**Problem:** Every entry must be repeated exactly. Exclude all pictures.

——

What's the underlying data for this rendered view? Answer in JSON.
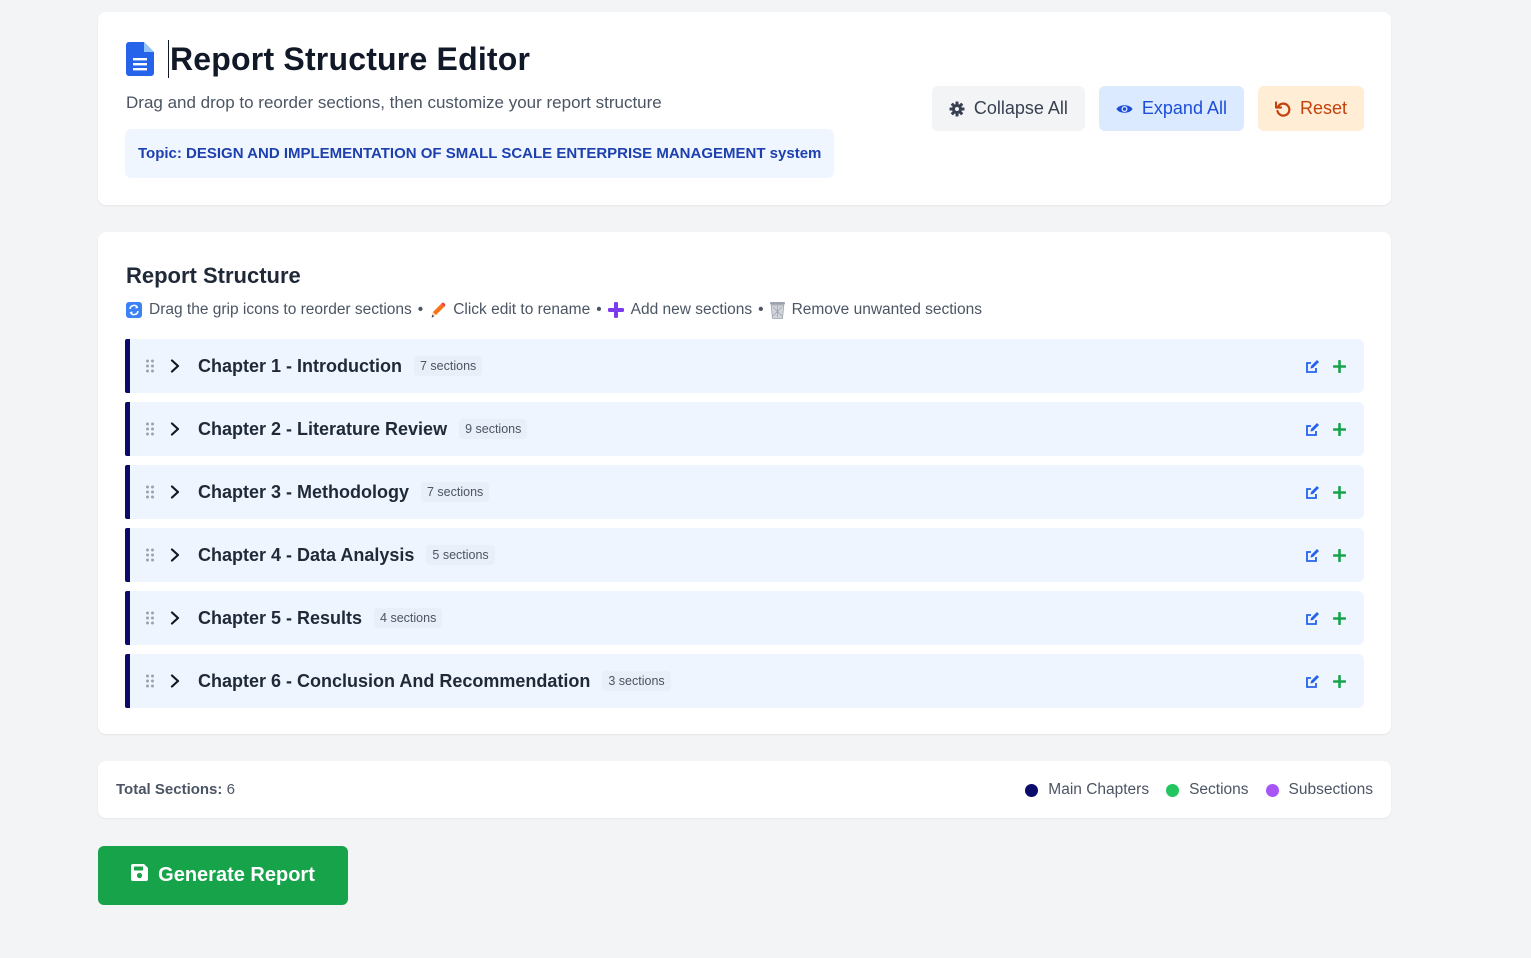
{
  "header": {
    "title": "Report Structure Editor",
    "subtitle": "Drag and drop to reorder sections, then customize your report structure",
    "topic": "Topic: DESIGN AND IMPLEMENTATION OF SMALL SCALE ENTERPRISE MANAGEMENT system",
    "buttons": {
      "collapse_label": "Collapse All",
      "expand_label": "Expand All",
      "reset_label": "Reset"
    }
  },
  "structure": {
    "title": "Report Structure",
    "hints": {
      "drag": "Drag the grip icons to reorder sections",
      "edit": "Click edit to rename",
      "add": "Add new sections",
      "remove": "Remove unwanted sections",
      "separator": "•"
    },
    "chapters": [
      {
        "title": "Chapter 1 - Introduction",
        "count": "7 sections"
      },
      {
        "title": "Chapter 2 - Literature Review",
        "count": "9 sections"
      },
      {
        "title": "Chapter 3 - Methodology",
        "count": "7 sections"
      },
      {
        "title": "Chapter 4 - Data Analysis",
        "count": "5 sections"
      },
      {
        "title": "Chapter 5 - Results",
        "count": "4 sections"
      },
      {
        "title": "Chapter 6 - Conclusion And Recommendation",
        "count": "3 sections"
      }
    ]
  },
  "footer": {
    "total_label": "Total Sections:",
    "total_value": "6",
    "legend": [
      {
        "label": "Main Chapters",
        "color": "#0b0b6b"
      },
      {
        "label": "Sections",
        "color": "#22c55e"
      },
      {
        "label": "Subsections",
        "color": "#a855f7"
      }
    ]
  },
  "generate": {
    "label": "Generate Report"
  },
  "colors": {
    "accent": "#1d4ed8",
    "primary_action": "#16a34a",
    "chapter_border": "#0b0b6b"
  }
}
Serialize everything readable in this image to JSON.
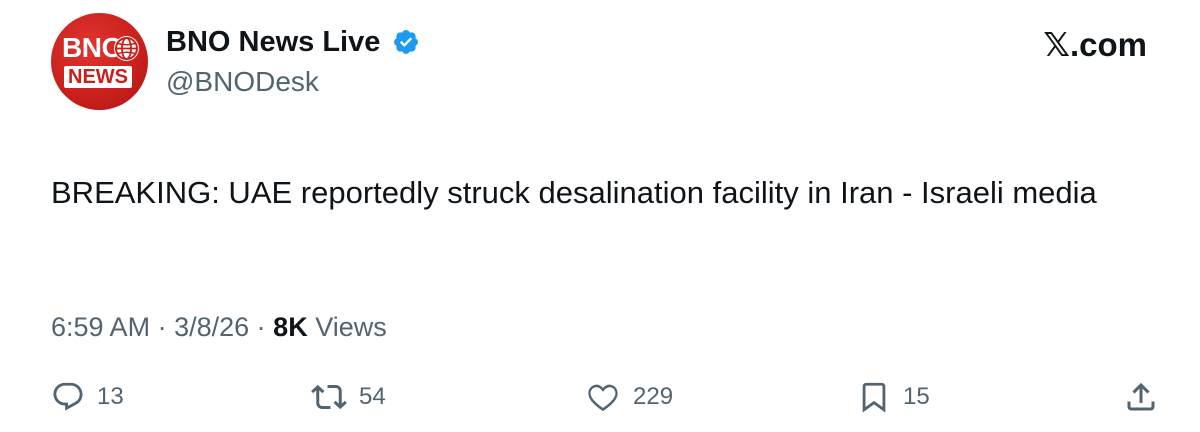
{
  "author": {
    "avatar_top": "BNO",
    "avatar_bottom": "NEWS",
    "display_name": "BNO News Live",
    "handle": "@BNODesk",
    "verified": true
  },
  "brand": {
    "site": "𝕏.com"
  },
  "tweet": {
    "text": "BREAKING: UAE reportedly struck desalination facility in Iran - Israeli media",
    "time": "6:59 AM",
    "date": "3/8/26",
    "views_count": "8K",
    "views_label": "Views"
  },
  "actions": {
    "replies": "13",
    "reposts": "54",
    "likes": "229",
    "bookmarks": "15"
  },
  "colors": {
    "avatar_red": "#c8201c",
    "verified_blue": "#1d9bf0",
    "secondary_text": "#536471",
    "primary_text": "#0f1419"
  },
  "icons": [
    "reply-icon",
    "repost-icon",
    "like-icon",
    "bookmark-icon",
    "share-icon",
    "verified-badge-icon",
    "globe-icon"
  ]
}
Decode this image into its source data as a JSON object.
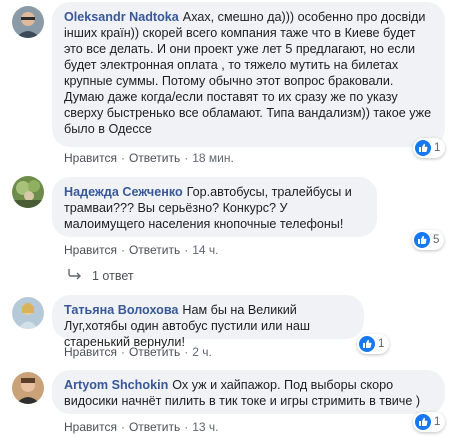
{
  "comments": [
    {
      "author": "Oleksandr Nadtoka",
      "text": "Ахах, смешно да))) особенно про досвіди інших країн)) скорей всего компания таже что в Киеве будет это все делать. И они проект уже лет 5 предлагают, но если будет электронная оплата , то тяжело мутить на билетах крупные суммы. Потому обычно этот вопрос браковали. Думаю даже когда/если поставят то их сразу же по указу сверху быстренько все обламают. Типа вандализм)) такое уже было в Одессе",
      "like_label": "Нравится",
      "reply_label": "Ответить",
      "time": "18 мин.",
      "reactions": "1"
    },
    {
      "author": "Надежда Сежченко",
      "text": "Гор.автобусы, тралейбусы и трамваи??? Вы серьёзно? Конкурс? У малоимущего населения кнопочные телефоны!",
      "like_label": "Нравится",
      "reply_label": "Ответить",
      "time": "14 ч.",
      "reactions": "5",
      "replies_label": "1 ответ"
    },
    {
      "author": "Татьяна Волохова",
      "text": "Нам бы на Великий Луг,хотябы один автобус пустили или наш старенький вернули!",
      "like_label": "Нравится",
      "reply_label": "Ответить",
      "time": "2 ч.",
      "reactions": "1"
    },
    {
      "author": "Artyom Shchokin",
      "text": "Ох уж и хайпажор. Под выборы скоро видосики начнёт пилить в тик токе и игры стримить в твиче )",
      "like_label": "Нравится",
      "reply_label": "Ответить",
      "time": "13 ч.",
      "reactions": "1"
    }
  ],
  "colors": {
    "author": "#385898",
    "bubble": "#f0f2f5",
    "like_blue": "#1877f2"
  },
  "icons": [
    "avatar",
    "like-icon",
    "reply-arrow-icon"
  ]
}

——

**Result below:**
What's the underlying data for this rendered view? Answer in JSON.
{
  "header": {
    "title": "Report Structure Editor",
    "subtitle": "Drag and drop to reorder sections, then customize your report structure",
    "topic": "Topic: DESIGN AND IMPLEMENTATION OF SMALL SCALE ENTERPRISE MANAGEMENT system",
    "buttons": {
      "collapse_label": "Collapse All",
      "expand_label": "Expand All",
      "reset_label": "Reset"
    }
  },
  "structure": {
    "title": "Report Structure",
    "hints": {
      "drag": "Drag the grip icons to reorder sections",
      "edit": "Click edit to rename",
      "add": "Add new sections",
      "remove": "Remove unwanted sections",
      "separator": "•"
    },
    "chapters": [
      {
        "title": "Chapter 1 - Introduction",
        "count": "7 sections"
      },
      {
        "title": "Chapter 2 - Literature Review",
        "count": "9 sections"
      },
      {
        "title": "Chapter 3 - Methodology",
        "count": "7 sections"
      },
      {
        "title": "Chapter 4 - Data Analysis",
        "count": "5 sections"
      },
      {
        "title": "Chapter 5 - Results",
        "count": "4 sections"
      },
      {
        "title": "Chapter 6 - Conclusion And Recommendation",
        "count": "3 sections"
      }
    ]
  },
  "footer": {
    "total_label": "Total Sections:",
    "total_value": "6",
    "legend": [
      {
        "label": "Main Chapters",
        "color": "#0b0b6b"
      },
      {
        "label": "Sections",
        "color": "#22c55e"
      },
      {
        "label": "Subsections",
        "color": "#a855f7"
      }
    ]
  },
  "generate": {
    "label": "Generate Report"
  },
  "colors": {
    "accent": "#1d4ed8",
    "primary_action": "#16a34a",
    "chapter_border": "#0b0b6b"
  }
}
Serialize everything readable in this image to JSON.
{
  "author": {
    "avatar_top": "BNO",
    "avatar_bottom": "NEWS",
    "display_name": "BNO News Live",
    "handle": "@BNODesk",
    "verified": true
  },
  "brand": {
    "site": "𝕏.com"
  },
  "tweet": {
    "text": "BREAKING: UAE reportedly struck desalination facility in Iran - Israeli media",
    "time": "6:59 AM",
    "date": "3/8/26",
    "views_count": "8K",
    "views_label": "Views"
  },
  "actions": {
    "replies": "13",
    "reposts": "54",
    "likes": "229",
    "bookmarks": "15"
  },
  "colors": {
    "avatar_red": "#c8201c",
    "verified_blue": "#1d9bf0",
    "secondary_text": "#536471",
    "primary_text": "#0f1419"
  },
  "icons": [
    "reply-icon",
    "repost-icon",
    "like-icon",
    "bookmark-icon",
    "share-icon",
    "verified-badge-icon",
    "globe-icon"
  ]
}
Decode this image into its source data as a JSON object.
{
  "comments": [
    {
      "author": "Oleksandr Nadtoka",
      "text": "Ахах, смешно да))) особенно про досвіди інших країн)) скорей всего компания таже что в Киеве будет это все делать. И они проект уже лет 5 предлагают, но если будет электронная оплата , то тяжело мутить на билетах крупные суммы. Потому обычно этот вопрос браковали. Думаю даже когда/если поставят то их сразу же по указу сверху быстренько все обламают. Типа вандализм)) такое уже было в Одессе",
      "like_label": "Нравится",
      "reply_label": "Ответить",
      "time": "18 мин.",
      "reactions": "1"
    },
    {
      "author": "Надежда Сежченко",
      "text": "Гор.автобусы, тралейбусы и трамваи??? Вы серьёзно? Конкурс? У малоимущего населения кнопочные телефоны!",
      "like_label": "Нравится",
      "reply_label": "Ответить",
      "time": "14 ч.",
      "reactions": "5",
      "replies_label": "1 ответ"
    },
    {
      "author": "Татьяна Волохова",
      "text": "Нам бы на Великий Луг,хотябы один автобус пустили или наш старенький вернули!",
      "like_label": "Нравится",
      "reply_label": "Ответить",
      "time": "2 ч.",
      "reactions": "1"
    },
    {
      "author": "Artyom Shchokin",
      "text": "Ох уж и хайпажор. Под выборы скоро видосики начнёт пилить в тик токе и игры стримить в твиче )",
      "like_label": "Нравится",
      "reply_label": "Ответить",
      "time": "13 ч.",
      "reactions": "1"
    }
  ],
  "colors": {
    "author": "#385898",
    "bubble": "#f0f2f5",
    "like_blue": "#1877f2"
  },
  "icons": [
    "avatar",
    "like-icon",
    "reply-arrow-icon"
  ]
}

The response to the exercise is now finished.